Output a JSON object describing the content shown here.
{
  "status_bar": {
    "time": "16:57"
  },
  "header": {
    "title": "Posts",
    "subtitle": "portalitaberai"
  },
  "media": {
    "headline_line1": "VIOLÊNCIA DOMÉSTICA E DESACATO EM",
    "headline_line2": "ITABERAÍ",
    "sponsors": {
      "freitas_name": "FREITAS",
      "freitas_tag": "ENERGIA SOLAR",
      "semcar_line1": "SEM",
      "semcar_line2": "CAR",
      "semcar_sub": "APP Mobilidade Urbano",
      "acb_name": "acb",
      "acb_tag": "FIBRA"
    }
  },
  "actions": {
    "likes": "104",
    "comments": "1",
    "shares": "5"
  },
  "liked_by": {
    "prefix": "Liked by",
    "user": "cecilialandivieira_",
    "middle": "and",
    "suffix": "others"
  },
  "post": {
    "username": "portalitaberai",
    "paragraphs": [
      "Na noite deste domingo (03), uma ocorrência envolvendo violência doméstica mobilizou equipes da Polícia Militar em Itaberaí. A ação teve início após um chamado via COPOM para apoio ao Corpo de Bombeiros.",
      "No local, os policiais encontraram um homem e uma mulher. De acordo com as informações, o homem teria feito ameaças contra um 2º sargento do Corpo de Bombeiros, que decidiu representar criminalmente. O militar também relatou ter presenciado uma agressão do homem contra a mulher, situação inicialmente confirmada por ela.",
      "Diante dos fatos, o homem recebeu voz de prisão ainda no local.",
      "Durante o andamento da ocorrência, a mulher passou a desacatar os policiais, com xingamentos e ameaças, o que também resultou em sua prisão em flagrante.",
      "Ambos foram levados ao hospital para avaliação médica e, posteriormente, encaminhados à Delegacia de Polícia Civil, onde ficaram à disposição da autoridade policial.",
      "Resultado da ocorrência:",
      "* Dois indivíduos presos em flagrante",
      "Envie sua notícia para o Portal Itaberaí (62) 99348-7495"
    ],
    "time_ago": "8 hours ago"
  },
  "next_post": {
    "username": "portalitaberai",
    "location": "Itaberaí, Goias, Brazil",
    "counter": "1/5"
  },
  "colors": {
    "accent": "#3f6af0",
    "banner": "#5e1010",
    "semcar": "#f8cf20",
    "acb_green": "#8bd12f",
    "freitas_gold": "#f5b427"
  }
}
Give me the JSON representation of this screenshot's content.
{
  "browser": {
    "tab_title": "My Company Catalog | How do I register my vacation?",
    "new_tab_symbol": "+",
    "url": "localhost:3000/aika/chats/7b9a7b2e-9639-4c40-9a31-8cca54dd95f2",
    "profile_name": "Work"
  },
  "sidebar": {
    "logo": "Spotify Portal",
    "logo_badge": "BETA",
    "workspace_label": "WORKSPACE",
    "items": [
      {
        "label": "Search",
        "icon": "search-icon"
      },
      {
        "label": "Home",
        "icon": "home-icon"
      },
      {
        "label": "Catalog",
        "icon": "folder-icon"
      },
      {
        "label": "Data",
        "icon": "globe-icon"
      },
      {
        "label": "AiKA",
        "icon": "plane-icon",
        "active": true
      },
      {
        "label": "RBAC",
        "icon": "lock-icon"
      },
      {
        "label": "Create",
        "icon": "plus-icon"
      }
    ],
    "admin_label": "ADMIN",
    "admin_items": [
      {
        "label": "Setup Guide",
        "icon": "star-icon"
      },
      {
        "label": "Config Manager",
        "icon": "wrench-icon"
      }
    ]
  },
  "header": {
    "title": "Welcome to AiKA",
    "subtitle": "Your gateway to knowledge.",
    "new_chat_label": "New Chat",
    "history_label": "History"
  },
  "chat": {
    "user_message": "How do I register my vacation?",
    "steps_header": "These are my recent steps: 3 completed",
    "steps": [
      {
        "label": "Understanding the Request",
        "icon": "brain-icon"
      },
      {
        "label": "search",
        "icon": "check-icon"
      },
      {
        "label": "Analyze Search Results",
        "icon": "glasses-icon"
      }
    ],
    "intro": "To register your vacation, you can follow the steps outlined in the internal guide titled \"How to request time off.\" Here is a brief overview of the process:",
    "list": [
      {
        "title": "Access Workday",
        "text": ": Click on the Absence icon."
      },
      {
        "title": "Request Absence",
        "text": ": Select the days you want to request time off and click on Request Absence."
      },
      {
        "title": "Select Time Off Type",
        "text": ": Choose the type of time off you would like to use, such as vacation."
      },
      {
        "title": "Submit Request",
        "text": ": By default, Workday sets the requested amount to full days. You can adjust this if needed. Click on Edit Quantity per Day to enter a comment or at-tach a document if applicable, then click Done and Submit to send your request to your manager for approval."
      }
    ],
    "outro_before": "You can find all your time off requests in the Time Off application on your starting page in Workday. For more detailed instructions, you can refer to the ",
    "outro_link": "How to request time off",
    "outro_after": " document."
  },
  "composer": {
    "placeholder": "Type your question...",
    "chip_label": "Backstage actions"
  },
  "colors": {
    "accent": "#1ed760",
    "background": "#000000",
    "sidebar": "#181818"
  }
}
※ ※ ※
* Written request
Return the lines of the records that include the string "Select".

* Exercise output
        "text": ": Select the days you want to request time off and click on Request Absence."
        "title": "Select Time Off Type",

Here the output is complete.